• _The problem_
Keep the pictures out of the copy and repeat the records exactly.

• _Items_

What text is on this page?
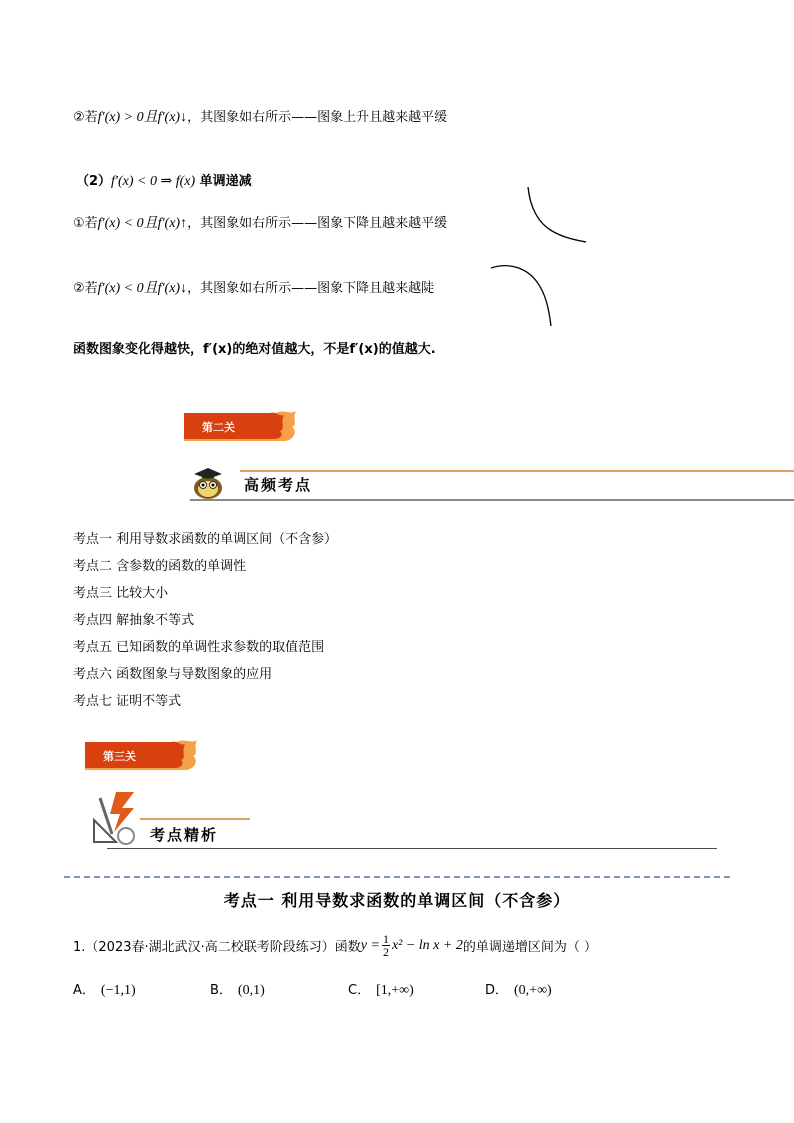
②若f′(x) > 0且f′(x)↓，其图象如右所示——图象上升且越来越平缓
（2）f′(x) < 0 ⇒ f(x) 单调递减
①若f′(x) < 0且f′(x)↑，其图象如右所示——图象下降且越来越平缓
②若f′(x) < 0且f′(x)↓，其图象如右所示——图象下降且越来越陡
函数图象变化得越快，f′(x)的绝对值越大，不是f′(x)的值越大.
第二关
高频考点
考点一 利用导数求函数的单调区间（不含参）
考点二 含参数的函数的单调性
考点三 比较大小
考点四 解抽象不等式
考点五 已知函数的单调性求参数的取值范围
考点六 函数图象与导数图象的应用
考点七 证明不等式
第三关
考点精析
考点一 利用导数求函数的单调区间（不含参）
1.（2023春·湖北武汉·高二校联考阶段练习）函数 $y = \frac{1}{2} x^2 - \ln x + 2$ 的单调递增区间为（ ）
A． (−1,1)	B． (0,1)	C． [1,+∞)	D． (0,+∞)
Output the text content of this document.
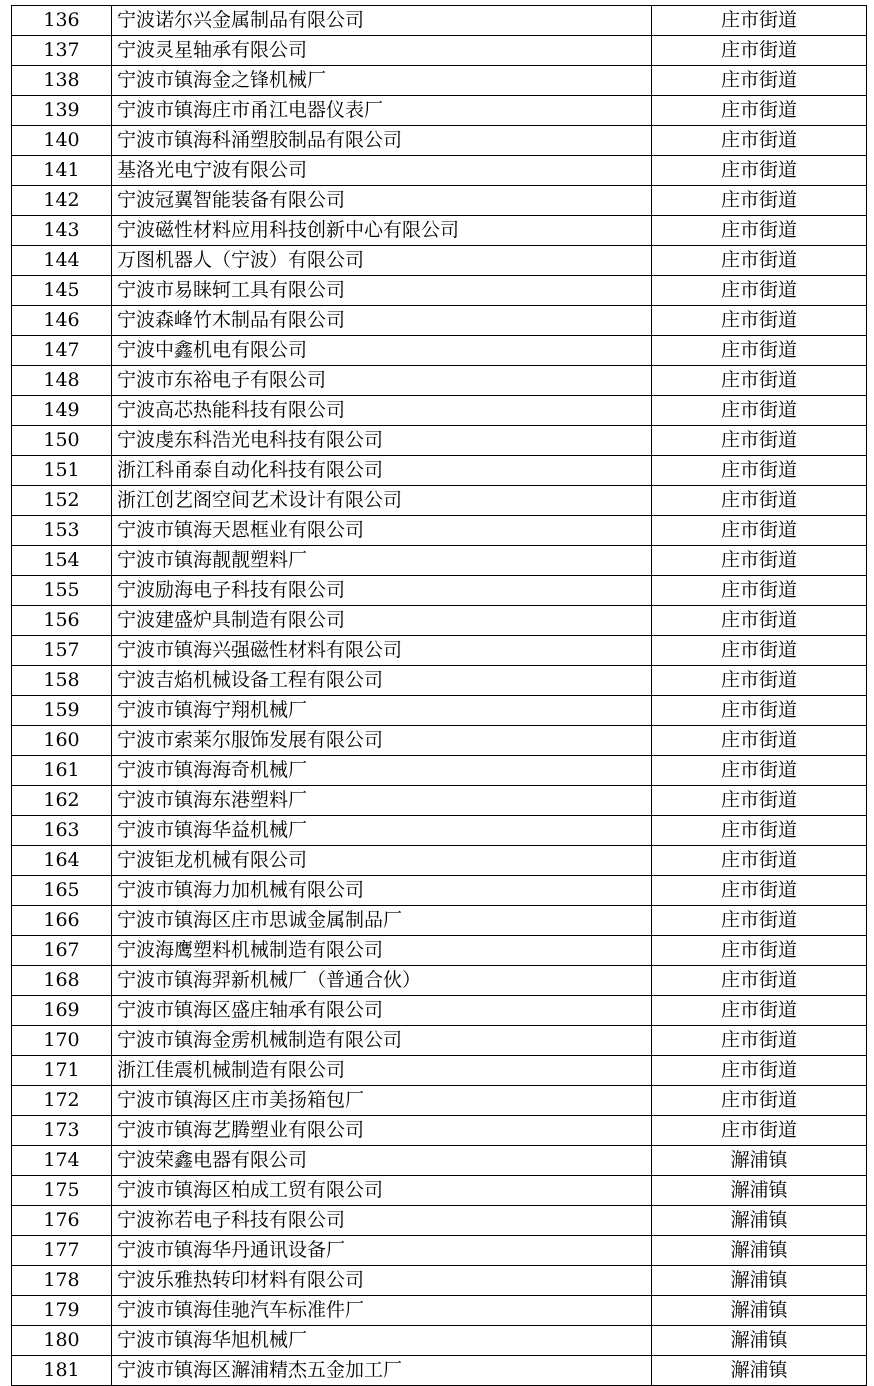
136	宁波诺尔兴金属制品有限公司	庄市街道
137	宁波灵星轴承有限公司	庄市街道
138	宁波市镇海金之锋机械厂	庄市街道
139	宁波市镇海庄市甬江电器仪表厂	庄市街道
140	宁波市镇海科涌塑胶制品有限公司	庄市街道
141	基洛光电宁波有限公司	庄市街道
142	宁波冠翼智能装备有限公司	庄市街道
143	宁波磁性材料应用科技创新中心有限公司	庄市街道
144	万图机器人（宁波）有限公司	庄市街道
145	宁波市易睐轲工具有限公司	庄市街道
146	宁波森峰竹木制品有限公司	庄市街道
147	宁波中鑫机电有限公司	庄市街道
148	宁波市东裕电子有限公司	庄市街道
149	宁波高芯热能科技有限公司	庄市街道
150	宁波虔东科浩光电科技有限公司	庄市街道
151	浙江科甬泰自动化科技有限公司	庄市街道
152	浙江创艺阁空间艺术设计有限公司	庄市街道
153	宁波市镇海天恩框业有限公司	庄市街道
154	宁波市镇海靓靓塑料厂	庄市街道
155	宁波励海电子科技有限公司	庄市街道
156	宁波建盛炉具制造有限公司	庄市街道
157	宁波市镇海兴强磁性材料有限公司	庄市街道
158	宁波吉焰机械设备工程有限公司	庄市街道
159	宁波市镇海宁翔机械厂	庄市街道
160	宁波市索莱尔服饰发展有限公司	庄市街道
161	宁波市镇海海奇机械厂	庄市街道
162	宁波市镇海东港塑料厂	庄市街道
163	宁波市镇海华益机械厂	庄市街道
164	宁波钜龙机械有限公司	庄市街道
165	宁波市镇海力加机械有限公司	庄市街道
166	宁波市镇海区庄市思诚金属制品厂	庄市街道
167	宁波海鹰塑料机械制造有限公司	庄市街道
168	宁波市镇海羿新机械厂（普通合伙）	庄市街道
169	宁波市镇海区盛庄轴承有限公司	庄市街道
170	宁波市镇海金雳机械制造有限公司	庄市街道
171	浙江佳震机械制造有限公司	庄市街道
172	宁波市镇海区庄市美扬箱包厂	庄市街道
173	宁波市镇海艺腾塑业有限公司	庄市街道
174	宁波荣鑫电器有限公司	澥浦镇
175	宁波市镇海区柏成工贸有限公司	澥浦镇
176	宁波祢若电子科技有限公司	澥浦镇
177	宁波市镇海华丹通讯设备厂	澥浦镇
178	宁波乐雅热转印材料有限公司	澥浦镇
179	宁波市镇海佳驰汽车标准件厂	澥浦镇
180	宁波市镇海华旭机械厂	澥浦镇
181	宁波市镇海区澥浦精杰五金加工厂	澥浦镇
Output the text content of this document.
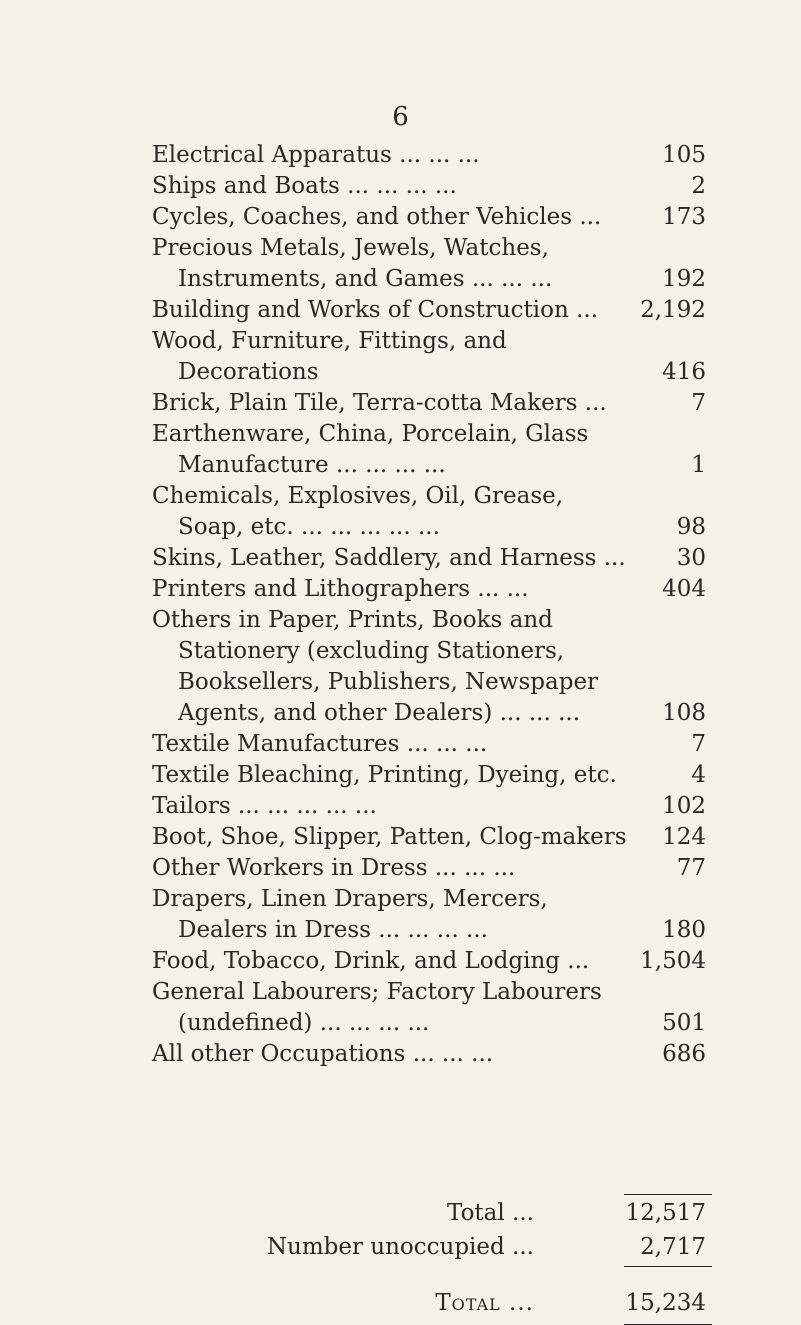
6
Electrical Apparatus ... ... ...	105
Ships and Boats ... ... ... ...	2
Cycles, Coaches, and other Vehicles ...	173
Precious Metals, Jewels, Watches, Instruments, and Games ... ... ...	192
Building and Works of Construction ...	2,192
Wood, Furniture, Fittings, and Decorations	416
Brick, Plain Tile, Terra-cotta Makers ...	7
Earthenware, China, Porcelain, Glass Manufacture ... ... ... ...	1
Chemicals, Explosives, Oil, Grease, Soap, etc. ... ... ... ... ...	98
Skins, Leather, Saddlery, and Harness ...	30
Printers and Lithographers ... ...	404
Others in Paper, Prints, Books and Stationery (excluding Stationers, Booksellers, Publishers, Newspaper Agents, and other Dealers) ... ... ...	108
Textile Manufactures ... ... ...	7
Textile Bleaching, Printing, Dyeing, etc.	4
Tailors ... ... ... ... ...	102
Boot, Shoe, Slipper, Patten, Clog-makers	124
Other Workers in Dress ... ... ...	77
Drapers, Linen Drapers, Mercers, Dealers in Dress ... ... ... ...	180
Food, Tobacco, Drink, and Lodging ...	1,504
General Labourers; Factory Labourers (undefined) ... ... ... ...	501
All other Occupations ... ... ...	686
Total ...	12,517
Number unoccupied ...	2,717
Total ...	15,234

• _The solution_
What text is on this page?
②若f′(x) > 0且f′(x)↓，其图象如右所示——图象上升且越来越平缓
（2）f′(x) < 0 ⇒ f(x) 单调递减
①若f′(x) < 0且f′(x)↑，其图象如右所示——图象下降且越来越平缓
②若f′(x) < 0且f′(x)↓，其图象如右所示——图象下降且越来越陡
函数图象变化得越快，f′(x)的绝对值越大，不是f′(x)的值越大.
第二关
高频考点
考点一 利用导数求函数的单调区间（不含参）
考点二 含参数的函数的单调性
考点三 比较大小
考点四 解抽象不等式
考点五 已知函数的单调性求参数的取值范围
考点六 函数图象与导数图象的应用
考点七 证明不等式
第三关
考点精析
考点一 利用导数求函数的单调区间（不含参）
1.（2023春·湖北武汉·高二校联考阶段练习）函数 $y = \frac{1}{2} x^2 - \ln x + 2$ 的单调递增区间为（ ）
A． (−1,1)	B． (0,1)	C． [1,+∞)	D． (0,+∞)
Output the text content of this document.
136	宁波诺尔兴金属制品有限公司	庄市街道
137	宁波灵星轴承有限公司	庄市街道
138	宁波市镇海金之锋机械厂	庄市街道
139	宁波市镇海庄市甬江电器仪表厂	庄市街道
140	宁波市镇海科涌塑胶制品有限公司	庄市街道
141	基洛光电宁波有限公司	庄市街道
142	宁波冠翼智能装备有限公司	庄市街道
143	宁波磁性材料应用科技创新中心有限公司	庄市街道
144	万图机器人（宁波）有限公司	庄市街道
145	宁波市易睐轲工具有限公司	庄市街道
146	宁波森峰竹木制品有限公司	庄市街道
147	宁波中鑫机电有限公司	庄市街道
148	宁波市东裕电子有限公司	庄市街道
149	宁波高芯热能科技有限公司	庄市街道
150	宁波虔东科浩光电科技有限公司	庄市街道
151	浙江科甬泰自动化科技有限公司	庄市街道
152	浙江创艺阁空间艺术设计有限公司	庄市街道
153	宁波市镇海天恩框业有限公司	庄市街道
154	宁波市镇海靓靓塑料厂	庄市街道
155	宁波励海电子科技有限公司	庄市街道
156	宁波建盛炉具制造有限公司	庄市街道
157	宁波市镇海兴强磁性材料有限公司	庄市街道
158	宁波吉焰机械设备工程有限公司	庄市街道
159	宁波市镇海宁翔机械厂	庄市街道
160	宁波市索莱尔服饰发展有限公司	庄市街道
161	宁波市镇海海奇机械厂	庄市街道
162	宁波市镇海东港塑料厂	庄市街道
163	宁波市镇海华益机械厂	庄市街道
164	宁波钜龙机械有限公司	庄市街道
165	宁波市镇海力加机械有限公司	庄市街道
166	宁波市镇海区庄市思诚金属制品厂	庄市街道
167	宁波海鹰塑料机械制造有限公司	庄市街道
168	宁波市镇海羿新机械厂（普通合伙）	庄市街道
169	宁波市镇海区盛庄轴承有限公司	庄市街道
170	宁波市镇海金雳机械制造有限公司	庄市街道
171	浙江佳震机械制造有限公司	庄市街道
172	宁波市镇海区庄市美扬箱包厂	庄市街道
173	宁波市镇海艺腾塑业有限公司	庄市街道
174	宁波荣鑫电器有限公司	澥浦镇
175	宁波市镇海区柏成工贸有限公司	澥浦镇
176	宁波祢若电子科技有限公司	澥浦镇
177	宁波市镇海华丹通讯设备厂	澥浦镇
178	宁波乐雅热转印材料有限公司	澥浦镇
179	宁波市镇海佳驰汽车标准件厂	澥浦镇
180	宁波市镇海华旭机械厂	澥浦镇
181	宁波市镇海区澥浦精杰五金加工厂	澥浦镇
Output the text content of this document.
6
Electrical Apparatus ... ... ...	105
Ships and Boats ... ... ... ...	2
Cycles, Coaches, and other Vehicles ...	173
Precious Metals, Jewels, Watches, Instruments, and Games ... ... ...	192
Building and Works of Construction ...	2,192
Wood, Furniture, Fittings, and Decorations	416
Brick, Plain Tile, Terra-cotta Makers ...	7
Earthenware, China, Porcelain, Glass Manufacture ... ... ... ...	1
Chemicals, Explosives, Oil, Grease, Soap, etc. ... ... ... ... ...	98
Skins, Leather, Saddlery, and Harness ...	30
Printers and Lithographers ... ...	404
Others in Paper, Prints, Books and Stationery (excluding Stationers, Booksellers, Publishers, Newspaper Agents, and other Dealers) ... ... ...	108
Textile Manufactures ... ... ...	7
Textile Bleaching, Printing, Dyeing, etc.	4
Tailors ... ... ... ... ...	102
Boot, Shoe, Slipper, Patten, Clog-makers	124
Other Workers in Dress ... ... ...	77
Drapers, Linen Drapers, Mercers, Dealers in Dress ... ... ... ...	180
Food, Tobacco, Drink, and Lodging ...	1,504
General Labourers; Factory Labourers (undefined) ... ... ... ...	501
All other Occupations ... ... ...	686
Total ...	12,517
Number unoccupied ...	2,717
Total ...	15,234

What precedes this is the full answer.